▶ [TASK PROMPT]: Look for "Serialize everything readable" in the listing below, then copy exactly the line it appears in and all lines after it to the end, and nothing more.

··· DATA EXTRACT ···

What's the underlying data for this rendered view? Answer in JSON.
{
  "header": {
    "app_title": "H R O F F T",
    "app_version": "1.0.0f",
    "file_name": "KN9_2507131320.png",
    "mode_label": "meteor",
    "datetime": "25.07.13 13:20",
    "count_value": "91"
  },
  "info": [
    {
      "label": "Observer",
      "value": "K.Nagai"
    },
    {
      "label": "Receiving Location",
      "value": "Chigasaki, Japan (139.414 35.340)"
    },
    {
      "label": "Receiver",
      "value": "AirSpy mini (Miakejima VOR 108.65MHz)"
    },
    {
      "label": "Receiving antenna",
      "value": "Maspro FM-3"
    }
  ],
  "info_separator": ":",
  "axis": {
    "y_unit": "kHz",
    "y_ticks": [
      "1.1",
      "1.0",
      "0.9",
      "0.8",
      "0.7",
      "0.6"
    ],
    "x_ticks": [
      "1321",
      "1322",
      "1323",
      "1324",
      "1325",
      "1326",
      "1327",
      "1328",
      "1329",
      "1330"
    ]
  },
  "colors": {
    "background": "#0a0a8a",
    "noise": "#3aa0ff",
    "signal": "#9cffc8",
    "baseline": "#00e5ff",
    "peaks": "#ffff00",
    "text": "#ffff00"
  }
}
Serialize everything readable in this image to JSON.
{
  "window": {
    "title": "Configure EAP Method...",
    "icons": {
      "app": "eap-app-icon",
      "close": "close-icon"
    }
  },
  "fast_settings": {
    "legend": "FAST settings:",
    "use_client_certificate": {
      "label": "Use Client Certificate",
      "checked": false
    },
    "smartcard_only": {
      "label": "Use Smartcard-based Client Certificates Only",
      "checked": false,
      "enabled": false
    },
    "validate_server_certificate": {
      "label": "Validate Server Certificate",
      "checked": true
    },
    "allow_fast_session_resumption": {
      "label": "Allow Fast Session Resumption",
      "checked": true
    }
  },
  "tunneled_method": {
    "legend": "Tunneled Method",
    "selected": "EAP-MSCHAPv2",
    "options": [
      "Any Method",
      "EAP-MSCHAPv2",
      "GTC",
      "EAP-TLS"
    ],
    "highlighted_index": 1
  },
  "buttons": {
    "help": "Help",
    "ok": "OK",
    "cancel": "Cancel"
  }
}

···

▶ [EXPECTED ANSWER]:
Serialize everything readable in this image to JSON.
{
  "window": {
    "title": "Configure EAP Method...",
    "icons": {
      "app": "eap-app-icon",
      "close": "close-icon"
    }
  },
  "fast_settings": {
    "legend": "FAST settings:",
    "use_client_certificate": {
      "label": "Use Client Certificate",
      "checked": false
    },
    "smartcard_only": {
      "label": "Use Smartcard-based Client Certificates Only",
      "checked": false,
      "enabled": false
    },
    "validate_server_certificate": {
      "label": "Validate Server Certificate",
      "checked": true
    },
    "allow_fast_session_resumption": {
      "label": "Allow Fast Session Resumption",
      "checked": true
    }
  },
  "tunneled_method": {
    "legend": "Tunneled Method",
    "selected": "EAP-MSCHAPv2",
    "options": [
      "Any Method",
      "EAP-MSCHAPv2",
      "GTC",
      "EAP-TLS"
    ],
    "highlighted_index": 1
  },
  "buttons": {
    "help": "Help",
    "ok": "OK",
    "cancel": "Cancel"
  }
}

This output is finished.